start

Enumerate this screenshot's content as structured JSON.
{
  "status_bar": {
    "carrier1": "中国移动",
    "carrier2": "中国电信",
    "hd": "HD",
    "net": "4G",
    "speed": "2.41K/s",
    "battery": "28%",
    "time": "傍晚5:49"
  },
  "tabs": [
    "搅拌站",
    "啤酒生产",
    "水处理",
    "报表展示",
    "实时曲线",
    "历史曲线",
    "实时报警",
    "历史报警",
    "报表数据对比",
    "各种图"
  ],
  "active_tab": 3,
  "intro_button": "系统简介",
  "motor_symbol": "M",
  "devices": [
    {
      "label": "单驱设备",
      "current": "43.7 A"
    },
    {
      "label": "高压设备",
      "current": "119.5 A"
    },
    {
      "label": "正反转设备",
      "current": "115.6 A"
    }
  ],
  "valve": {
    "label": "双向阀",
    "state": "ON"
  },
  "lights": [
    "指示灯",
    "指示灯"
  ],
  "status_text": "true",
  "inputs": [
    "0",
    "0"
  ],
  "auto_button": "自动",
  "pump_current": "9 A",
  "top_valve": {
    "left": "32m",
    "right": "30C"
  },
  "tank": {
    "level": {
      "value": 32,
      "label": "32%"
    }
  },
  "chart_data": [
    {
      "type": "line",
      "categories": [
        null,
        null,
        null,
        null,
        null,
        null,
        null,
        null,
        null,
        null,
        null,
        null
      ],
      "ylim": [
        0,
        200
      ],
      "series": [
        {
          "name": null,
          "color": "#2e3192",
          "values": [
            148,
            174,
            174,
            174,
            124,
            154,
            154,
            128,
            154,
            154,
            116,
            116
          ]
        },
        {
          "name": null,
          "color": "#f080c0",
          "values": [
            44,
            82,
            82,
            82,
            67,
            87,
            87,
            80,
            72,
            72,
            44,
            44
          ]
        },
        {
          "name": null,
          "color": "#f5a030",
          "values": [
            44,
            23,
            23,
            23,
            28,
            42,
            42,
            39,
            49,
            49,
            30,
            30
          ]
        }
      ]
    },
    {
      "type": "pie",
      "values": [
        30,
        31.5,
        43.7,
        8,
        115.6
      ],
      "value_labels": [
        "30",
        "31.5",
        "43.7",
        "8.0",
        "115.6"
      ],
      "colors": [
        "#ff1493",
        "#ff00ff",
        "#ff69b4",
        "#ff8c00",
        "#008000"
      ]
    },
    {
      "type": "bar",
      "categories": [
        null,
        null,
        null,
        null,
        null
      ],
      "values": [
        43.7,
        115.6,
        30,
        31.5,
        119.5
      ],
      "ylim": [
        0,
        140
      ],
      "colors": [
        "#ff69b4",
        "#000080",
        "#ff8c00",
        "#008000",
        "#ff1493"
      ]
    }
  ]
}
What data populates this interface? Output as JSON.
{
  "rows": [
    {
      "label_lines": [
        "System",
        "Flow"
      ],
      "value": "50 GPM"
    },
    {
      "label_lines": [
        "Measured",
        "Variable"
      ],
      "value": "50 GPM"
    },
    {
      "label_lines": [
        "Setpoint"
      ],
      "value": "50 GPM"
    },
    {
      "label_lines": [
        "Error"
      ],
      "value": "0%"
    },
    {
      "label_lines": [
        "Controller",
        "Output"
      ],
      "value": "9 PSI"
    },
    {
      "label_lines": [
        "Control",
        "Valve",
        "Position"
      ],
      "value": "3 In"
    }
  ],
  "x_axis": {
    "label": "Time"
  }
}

end

Work required:
Point out every line holding the string "JSON" and copy it.

Task answer:
Enumerate this screenshot's content as structured JSON.
What data populates this interface? Output as JSON.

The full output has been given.